» **What needs to be done**
Take each line containing the word "time" and copy it.

※

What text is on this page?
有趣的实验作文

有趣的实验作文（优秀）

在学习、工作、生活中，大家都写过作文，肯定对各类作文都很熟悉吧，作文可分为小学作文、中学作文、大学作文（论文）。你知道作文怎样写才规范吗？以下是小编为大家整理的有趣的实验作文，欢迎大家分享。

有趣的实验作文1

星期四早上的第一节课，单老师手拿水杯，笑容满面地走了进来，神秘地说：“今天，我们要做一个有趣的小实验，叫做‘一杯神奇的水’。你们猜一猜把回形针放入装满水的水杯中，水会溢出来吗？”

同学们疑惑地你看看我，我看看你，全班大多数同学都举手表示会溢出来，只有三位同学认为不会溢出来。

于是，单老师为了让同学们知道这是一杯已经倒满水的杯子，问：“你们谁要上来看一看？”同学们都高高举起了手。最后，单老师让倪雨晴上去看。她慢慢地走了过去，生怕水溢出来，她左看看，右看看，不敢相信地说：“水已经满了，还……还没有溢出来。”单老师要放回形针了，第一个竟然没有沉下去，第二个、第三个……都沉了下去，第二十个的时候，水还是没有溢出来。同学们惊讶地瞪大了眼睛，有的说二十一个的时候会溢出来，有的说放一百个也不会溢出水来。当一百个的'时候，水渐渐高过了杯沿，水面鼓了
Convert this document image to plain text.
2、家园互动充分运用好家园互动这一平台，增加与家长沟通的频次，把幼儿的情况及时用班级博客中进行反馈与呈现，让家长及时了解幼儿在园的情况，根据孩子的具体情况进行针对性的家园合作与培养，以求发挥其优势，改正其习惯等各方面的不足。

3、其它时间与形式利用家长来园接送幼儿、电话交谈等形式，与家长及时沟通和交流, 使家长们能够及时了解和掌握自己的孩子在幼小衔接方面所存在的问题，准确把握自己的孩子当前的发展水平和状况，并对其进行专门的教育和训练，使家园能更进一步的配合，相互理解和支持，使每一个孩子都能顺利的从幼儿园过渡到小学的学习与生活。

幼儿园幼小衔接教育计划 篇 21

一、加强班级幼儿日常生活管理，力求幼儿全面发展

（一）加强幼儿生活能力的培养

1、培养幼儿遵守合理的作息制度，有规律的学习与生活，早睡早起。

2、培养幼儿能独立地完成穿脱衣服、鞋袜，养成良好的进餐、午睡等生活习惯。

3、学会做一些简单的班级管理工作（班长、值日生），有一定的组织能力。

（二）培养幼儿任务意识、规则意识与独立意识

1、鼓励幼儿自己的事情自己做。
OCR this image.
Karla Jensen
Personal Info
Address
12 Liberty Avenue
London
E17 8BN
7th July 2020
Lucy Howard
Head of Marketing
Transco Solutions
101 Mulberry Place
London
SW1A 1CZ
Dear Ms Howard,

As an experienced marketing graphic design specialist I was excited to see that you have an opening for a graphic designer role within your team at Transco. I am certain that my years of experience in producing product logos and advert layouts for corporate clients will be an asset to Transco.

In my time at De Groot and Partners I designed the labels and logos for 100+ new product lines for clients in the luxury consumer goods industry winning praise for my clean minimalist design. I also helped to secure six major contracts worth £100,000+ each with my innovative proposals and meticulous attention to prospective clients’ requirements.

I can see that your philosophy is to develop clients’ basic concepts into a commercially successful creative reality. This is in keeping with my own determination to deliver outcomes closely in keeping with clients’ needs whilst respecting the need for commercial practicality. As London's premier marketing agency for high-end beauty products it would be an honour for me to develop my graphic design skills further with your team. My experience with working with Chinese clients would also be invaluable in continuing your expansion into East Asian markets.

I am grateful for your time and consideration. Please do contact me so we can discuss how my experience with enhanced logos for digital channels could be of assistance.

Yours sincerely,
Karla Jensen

※

» **Result of the exercise**
In my time at De Groot and Partners I designed the labels and logos for 100+ new product lines for clients in the luxury consumer goods industry winning praise for my clean minimalist design. I also helped to secure six major contracts worth £100,000+ each with my innovative proposals and meticulous attention to prospective clients’ requirements.
I am grateful for your time and consideration. Please do contact me so we can discuss how my experience with enhanced logos for digital channels could be of assistance.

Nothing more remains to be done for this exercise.